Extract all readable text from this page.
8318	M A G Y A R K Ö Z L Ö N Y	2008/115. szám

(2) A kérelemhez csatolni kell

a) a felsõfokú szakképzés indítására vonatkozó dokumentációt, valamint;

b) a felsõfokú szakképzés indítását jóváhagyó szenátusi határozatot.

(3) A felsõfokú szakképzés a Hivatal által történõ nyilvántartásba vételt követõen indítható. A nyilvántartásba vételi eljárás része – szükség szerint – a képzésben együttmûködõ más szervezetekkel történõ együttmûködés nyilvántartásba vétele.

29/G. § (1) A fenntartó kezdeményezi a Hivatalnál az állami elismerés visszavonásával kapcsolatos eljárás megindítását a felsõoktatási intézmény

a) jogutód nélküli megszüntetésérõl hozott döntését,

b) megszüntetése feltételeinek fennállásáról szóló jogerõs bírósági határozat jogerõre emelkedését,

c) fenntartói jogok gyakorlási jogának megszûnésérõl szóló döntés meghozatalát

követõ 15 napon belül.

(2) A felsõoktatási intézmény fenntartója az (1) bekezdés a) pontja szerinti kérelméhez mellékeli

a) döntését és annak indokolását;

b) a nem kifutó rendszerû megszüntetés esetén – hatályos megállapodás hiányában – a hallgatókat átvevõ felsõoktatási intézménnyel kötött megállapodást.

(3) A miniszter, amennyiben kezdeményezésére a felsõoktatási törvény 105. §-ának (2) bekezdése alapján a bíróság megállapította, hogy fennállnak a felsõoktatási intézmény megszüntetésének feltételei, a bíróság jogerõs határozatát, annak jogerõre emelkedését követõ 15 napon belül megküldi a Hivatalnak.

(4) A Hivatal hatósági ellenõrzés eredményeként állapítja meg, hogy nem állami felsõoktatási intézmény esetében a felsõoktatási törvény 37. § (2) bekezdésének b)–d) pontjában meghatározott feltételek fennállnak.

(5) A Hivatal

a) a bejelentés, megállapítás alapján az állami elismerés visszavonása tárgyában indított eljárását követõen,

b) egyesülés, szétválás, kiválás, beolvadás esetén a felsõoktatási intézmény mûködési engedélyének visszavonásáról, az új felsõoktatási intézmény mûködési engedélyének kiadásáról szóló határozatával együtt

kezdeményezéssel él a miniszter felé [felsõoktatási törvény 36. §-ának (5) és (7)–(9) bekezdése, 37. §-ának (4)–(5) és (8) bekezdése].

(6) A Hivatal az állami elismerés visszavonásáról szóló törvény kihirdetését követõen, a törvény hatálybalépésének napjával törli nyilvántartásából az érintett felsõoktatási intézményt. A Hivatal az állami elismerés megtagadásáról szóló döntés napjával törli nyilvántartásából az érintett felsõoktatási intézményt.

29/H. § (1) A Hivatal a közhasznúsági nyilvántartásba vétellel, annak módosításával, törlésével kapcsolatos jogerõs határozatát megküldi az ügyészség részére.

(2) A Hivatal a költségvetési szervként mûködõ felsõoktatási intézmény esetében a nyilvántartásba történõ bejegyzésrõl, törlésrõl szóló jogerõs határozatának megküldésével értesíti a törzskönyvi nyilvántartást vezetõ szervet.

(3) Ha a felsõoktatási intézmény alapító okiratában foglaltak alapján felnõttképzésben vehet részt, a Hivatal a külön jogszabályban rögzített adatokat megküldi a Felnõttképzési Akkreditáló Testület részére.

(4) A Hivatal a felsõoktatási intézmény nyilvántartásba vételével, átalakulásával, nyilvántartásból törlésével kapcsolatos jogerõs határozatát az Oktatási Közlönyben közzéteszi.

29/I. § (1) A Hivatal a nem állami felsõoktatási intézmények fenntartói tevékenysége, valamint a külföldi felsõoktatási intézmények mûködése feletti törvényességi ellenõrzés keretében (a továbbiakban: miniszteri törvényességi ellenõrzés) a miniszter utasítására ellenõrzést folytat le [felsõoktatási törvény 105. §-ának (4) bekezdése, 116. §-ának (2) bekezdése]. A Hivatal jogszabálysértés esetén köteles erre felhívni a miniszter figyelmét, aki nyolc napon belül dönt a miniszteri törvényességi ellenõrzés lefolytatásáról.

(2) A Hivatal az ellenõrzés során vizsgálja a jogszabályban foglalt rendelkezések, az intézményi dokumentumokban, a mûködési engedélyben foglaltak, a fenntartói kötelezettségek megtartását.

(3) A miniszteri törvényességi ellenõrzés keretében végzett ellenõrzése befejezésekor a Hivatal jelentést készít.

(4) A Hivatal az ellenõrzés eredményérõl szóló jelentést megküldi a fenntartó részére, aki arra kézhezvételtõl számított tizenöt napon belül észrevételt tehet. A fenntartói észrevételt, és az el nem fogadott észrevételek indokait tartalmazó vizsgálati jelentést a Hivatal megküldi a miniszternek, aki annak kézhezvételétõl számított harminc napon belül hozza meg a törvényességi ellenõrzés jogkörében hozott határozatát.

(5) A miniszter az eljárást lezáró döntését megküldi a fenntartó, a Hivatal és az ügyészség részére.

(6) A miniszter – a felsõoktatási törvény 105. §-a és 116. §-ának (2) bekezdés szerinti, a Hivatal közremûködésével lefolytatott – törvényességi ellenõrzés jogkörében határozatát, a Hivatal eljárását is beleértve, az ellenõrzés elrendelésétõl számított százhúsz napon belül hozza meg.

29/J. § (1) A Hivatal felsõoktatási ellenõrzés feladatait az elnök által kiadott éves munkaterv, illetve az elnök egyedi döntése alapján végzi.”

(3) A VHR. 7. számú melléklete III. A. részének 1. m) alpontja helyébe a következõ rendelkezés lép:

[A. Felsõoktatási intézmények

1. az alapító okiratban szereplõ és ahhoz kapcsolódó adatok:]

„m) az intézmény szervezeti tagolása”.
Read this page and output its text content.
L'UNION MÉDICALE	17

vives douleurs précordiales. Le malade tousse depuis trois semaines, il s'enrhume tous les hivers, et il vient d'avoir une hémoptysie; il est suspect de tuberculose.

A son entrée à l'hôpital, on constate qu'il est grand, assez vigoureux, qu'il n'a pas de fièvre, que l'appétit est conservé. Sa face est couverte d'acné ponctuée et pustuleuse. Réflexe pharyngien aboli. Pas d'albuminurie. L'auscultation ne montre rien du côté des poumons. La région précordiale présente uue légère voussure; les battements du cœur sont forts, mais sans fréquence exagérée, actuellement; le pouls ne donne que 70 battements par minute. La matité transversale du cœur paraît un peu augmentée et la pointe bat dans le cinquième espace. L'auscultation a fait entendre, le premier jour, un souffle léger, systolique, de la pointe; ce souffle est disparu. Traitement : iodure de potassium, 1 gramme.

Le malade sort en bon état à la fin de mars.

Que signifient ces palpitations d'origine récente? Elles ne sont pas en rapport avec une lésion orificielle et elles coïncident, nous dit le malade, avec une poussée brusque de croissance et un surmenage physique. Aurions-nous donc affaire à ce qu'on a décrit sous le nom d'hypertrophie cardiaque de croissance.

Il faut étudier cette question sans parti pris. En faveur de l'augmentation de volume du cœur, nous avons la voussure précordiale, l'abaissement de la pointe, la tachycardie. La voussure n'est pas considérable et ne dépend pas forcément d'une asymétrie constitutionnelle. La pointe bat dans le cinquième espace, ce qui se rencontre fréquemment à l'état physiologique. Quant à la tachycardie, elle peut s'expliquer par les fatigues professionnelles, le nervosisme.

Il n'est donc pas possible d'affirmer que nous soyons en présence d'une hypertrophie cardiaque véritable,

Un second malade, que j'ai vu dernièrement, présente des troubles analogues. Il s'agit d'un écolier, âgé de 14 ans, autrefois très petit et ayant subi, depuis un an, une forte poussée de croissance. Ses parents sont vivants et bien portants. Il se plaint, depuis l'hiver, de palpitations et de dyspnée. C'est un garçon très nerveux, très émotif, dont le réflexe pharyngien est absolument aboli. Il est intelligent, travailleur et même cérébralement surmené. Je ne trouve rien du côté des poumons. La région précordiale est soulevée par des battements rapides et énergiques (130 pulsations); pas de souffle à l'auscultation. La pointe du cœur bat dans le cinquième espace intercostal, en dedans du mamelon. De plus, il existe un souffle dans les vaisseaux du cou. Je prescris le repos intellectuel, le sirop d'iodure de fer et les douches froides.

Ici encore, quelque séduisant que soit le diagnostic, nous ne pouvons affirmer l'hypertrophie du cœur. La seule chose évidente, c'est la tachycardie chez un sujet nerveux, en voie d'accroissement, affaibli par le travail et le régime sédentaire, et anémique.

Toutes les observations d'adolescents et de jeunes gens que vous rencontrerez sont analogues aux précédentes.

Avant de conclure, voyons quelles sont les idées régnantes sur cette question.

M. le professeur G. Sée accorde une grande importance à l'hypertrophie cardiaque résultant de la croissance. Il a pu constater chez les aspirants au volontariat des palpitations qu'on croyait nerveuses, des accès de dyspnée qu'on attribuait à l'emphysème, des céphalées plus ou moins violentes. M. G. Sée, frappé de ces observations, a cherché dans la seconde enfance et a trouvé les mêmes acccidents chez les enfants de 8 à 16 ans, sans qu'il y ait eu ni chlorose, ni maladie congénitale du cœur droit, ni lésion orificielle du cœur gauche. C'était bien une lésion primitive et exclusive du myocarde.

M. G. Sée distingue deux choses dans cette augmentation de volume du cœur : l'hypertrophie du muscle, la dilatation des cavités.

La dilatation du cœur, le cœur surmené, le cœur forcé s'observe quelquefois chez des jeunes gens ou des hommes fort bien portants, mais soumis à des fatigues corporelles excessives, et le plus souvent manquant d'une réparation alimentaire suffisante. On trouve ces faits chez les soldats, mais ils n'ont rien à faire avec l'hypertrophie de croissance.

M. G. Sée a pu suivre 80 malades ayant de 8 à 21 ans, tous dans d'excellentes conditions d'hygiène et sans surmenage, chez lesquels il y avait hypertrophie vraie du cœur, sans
..........
### The request
Find every line above that contains the word "megküldi", and return each one.

### Output for this task
(3) A miniszter, amennyiben kezdeményezésére a felsõoktatási törvény 105. §-ának (2) bekezdése alapján a bíróság megállapította, hogy fennállnak a felsõoktatási intézmény megszüntetésének feltételei, a bíróság jogerõs határozatát, annak jogerõre emelkedését követõ 15 napon belül megküldi a Hivatalnak.
29/H. § (1) A Hivatal a közhasznúsági nyilvántartásba vétellel, annak módosításával, törlésével kapcsolatos jogerõs határozatát megküldi az ügyészség részére.
(3) Ha a felsõoktatási intézmény alapító okiratában foglaltak alapján felnõttképzésben vehet részt, a Hivatal a külön jogszabályban rögzített adatokat megküldi a Felnõttképzési Akkreditáló Testület részére.
(4) A Hivatal az ellenõrzés eredményérõl szóló jelentést megküldi a fenntartó részére, aki arra kézhezvételtõl számított tizenöt napon belül észrevételt tehet. A fenntartói észrevételt, és az el nem fogadott észrevételek indokait tartalmazó vizsgálati jelentést a Hivatal megküldi a miniszternek, aki annak kézhezvételétõl számított harminc napon belül hozza meg a törvényességi ellenõrzés jogkörében hozott határozatát.
(5) A miniszter az eljárást lezáró döntését megküldi a fenntartó, a Hivatal és az ügyészség részére.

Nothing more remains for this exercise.